**YOUR OBJECTIVE**. Scan the data below and pick out the lines containing the word "content".

::: RECORDED DATA

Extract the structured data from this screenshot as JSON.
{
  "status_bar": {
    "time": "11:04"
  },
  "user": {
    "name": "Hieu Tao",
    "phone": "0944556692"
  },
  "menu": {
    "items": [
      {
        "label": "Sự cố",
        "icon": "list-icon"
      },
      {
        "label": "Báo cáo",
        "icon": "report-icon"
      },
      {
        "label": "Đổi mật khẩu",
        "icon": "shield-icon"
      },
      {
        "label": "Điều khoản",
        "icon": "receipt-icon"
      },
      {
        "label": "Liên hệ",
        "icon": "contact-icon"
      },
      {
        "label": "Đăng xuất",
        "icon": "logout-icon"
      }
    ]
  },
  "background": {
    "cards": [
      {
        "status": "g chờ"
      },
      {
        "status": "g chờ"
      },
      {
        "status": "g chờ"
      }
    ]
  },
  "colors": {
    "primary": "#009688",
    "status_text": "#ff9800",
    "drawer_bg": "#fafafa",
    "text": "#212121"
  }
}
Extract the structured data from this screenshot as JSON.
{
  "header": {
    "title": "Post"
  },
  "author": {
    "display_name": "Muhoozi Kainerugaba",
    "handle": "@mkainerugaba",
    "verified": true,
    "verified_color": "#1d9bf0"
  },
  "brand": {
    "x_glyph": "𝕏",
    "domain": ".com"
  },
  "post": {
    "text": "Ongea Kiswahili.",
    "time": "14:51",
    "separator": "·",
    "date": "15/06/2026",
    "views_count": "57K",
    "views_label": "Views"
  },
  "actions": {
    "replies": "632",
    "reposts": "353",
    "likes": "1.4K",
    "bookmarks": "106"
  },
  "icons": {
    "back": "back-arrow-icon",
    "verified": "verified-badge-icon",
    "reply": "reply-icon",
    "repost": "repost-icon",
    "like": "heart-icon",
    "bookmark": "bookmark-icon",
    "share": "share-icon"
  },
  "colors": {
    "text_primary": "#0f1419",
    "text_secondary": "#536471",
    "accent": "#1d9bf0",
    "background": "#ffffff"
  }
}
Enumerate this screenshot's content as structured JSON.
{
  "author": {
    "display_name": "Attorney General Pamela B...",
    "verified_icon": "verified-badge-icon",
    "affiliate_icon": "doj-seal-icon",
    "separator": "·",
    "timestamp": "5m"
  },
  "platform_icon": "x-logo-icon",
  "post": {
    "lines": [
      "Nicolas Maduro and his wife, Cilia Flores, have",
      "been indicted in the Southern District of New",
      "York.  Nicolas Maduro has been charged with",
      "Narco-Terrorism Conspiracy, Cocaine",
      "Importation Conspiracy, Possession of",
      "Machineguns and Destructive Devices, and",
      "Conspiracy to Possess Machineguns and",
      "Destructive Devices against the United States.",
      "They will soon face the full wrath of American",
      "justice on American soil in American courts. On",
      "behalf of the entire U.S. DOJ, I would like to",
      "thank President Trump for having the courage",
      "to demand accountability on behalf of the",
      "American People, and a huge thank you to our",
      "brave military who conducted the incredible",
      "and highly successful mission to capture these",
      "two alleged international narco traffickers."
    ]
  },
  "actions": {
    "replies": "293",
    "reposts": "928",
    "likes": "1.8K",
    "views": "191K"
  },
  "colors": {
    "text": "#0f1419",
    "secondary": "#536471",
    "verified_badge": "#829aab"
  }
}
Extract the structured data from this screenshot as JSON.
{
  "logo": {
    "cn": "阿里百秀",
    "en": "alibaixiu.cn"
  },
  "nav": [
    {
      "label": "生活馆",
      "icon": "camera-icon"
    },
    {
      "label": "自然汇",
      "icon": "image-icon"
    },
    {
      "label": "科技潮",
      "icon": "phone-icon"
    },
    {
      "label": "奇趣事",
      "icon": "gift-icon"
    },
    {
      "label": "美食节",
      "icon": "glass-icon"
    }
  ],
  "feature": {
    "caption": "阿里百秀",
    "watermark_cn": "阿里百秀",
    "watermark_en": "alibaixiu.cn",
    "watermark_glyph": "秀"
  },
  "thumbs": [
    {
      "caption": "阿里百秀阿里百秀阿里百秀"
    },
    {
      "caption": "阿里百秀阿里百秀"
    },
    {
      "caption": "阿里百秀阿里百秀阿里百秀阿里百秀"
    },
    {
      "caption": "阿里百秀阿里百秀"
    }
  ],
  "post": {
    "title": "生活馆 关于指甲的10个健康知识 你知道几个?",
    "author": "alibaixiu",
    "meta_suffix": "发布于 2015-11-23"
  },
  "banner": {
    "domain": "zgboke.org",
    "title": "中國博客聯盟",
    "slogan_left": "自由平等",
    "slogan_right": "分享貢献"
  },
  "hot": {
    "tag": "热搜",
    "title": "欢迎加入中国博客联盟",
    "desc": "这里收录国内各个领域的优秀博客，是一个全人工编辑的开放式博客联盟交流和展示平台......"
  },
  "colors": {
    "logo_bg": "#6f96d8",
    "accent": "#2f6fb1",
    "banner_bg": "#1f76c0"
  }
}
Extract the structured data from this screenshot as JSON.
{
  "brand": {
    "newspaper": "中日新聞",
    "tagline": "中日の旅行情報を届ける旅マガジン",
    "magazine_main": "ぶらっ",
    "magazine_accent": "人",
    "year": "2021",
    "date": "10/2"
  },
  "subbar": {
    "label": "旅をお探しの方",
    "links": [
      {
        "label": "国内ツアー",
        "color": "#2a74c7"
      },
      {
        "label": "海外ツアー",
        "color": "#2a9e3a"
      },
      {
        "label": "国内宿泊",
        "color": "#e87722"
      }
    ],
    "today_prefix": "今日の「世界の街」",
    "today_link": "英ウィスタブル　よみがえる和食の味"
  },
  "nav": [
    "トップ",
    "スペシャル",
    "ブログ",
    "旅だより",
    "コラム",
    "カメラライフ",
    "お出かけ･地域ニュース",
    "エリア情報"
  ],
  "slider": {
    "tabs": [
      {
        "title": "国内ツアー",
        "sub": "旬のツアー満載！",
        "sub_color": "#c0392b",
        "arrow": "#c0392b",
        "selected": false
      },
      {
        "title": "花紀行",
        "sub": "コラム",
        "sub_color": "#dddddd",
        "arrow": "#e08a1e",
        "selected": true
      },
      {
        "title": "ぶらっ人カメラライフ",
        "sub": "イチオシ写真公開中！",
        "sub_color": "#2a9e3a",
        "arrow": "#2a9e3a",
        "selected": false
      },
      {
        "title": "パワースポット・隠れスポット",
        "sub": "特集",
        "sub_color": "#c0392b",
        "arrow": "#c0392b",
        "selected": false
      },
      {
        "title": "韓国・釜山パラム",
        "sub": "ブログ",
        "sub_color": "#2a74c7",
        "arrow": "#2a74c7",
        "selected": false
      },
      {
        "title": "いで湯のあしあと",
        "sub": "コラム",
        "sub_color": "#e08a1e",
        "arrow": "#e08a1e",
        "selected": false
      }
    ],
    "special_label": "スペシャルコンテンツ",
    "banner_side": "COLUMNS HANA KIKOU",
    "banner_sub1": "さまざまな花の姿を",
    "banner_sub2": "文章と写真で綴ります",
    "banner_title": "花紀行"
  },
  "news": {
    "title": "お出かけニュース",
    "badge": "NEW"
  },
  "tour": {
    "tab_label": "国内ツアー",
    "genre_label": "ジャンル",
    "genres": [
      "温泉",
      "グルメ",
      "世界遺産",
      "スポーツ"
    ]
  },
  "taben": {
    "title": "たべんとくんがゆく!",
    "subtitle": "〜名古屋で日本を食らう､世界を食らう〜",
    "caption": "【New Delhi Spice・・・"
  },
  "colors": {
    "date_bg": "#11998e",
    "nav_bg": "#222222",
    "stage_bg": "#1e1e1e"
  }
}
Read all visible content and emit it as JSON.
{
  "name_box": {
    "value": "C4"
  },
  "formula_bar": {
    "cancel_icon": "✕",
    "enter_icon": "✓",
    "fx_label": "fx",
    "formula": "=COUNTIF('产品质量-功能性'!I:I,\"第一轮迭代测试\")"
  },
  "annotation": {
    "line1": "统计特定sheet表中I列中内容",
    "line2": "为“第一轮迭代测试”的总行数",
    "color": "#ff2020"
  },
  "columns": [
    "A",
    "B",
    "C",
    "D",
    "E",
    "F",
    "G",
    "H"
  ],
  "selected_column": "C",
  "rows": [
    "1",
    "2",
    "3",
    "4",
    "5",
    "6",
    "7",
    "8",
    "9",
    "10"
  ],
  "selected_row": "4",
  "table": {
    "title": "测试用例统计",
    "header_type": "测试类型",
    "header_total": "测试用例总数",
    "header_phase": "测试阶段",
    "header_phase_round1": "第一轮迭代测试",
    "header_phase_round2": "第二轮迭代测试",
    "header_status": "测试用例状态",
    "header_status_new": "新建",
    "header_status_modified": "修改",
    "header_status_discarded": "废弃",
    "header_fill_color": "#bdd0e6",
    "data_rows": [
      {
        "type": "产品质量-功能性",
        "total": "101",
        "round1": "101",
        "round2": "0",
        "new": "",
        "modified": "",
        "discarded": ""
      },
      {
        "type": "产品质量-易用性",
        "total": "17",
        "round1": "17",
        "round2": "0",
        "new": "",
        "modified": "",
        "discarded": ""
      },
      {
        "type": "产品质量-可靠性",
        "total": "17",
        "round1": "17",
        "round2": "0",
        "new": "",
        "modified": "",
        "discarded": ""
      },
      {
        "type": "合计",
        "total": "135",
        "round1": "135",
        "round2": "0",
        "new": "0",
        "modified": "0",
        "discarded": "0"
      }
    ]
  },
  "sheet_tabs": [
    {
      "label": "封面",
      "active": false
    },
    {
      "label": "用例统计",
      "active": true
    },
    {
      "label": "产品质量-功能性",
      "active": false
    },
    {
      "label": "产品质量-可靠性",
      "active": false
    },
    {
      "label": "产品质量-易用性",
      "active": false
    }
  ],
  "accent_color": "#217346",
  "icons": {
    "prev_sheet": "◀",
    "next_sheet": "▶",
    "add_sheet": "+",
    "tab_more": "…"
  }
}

::::::

**RESPONSE FOR THIS EXERCISE**.
Enumerate this screenshot's content as structured JSON.
Read all visible content and emit it as JSON.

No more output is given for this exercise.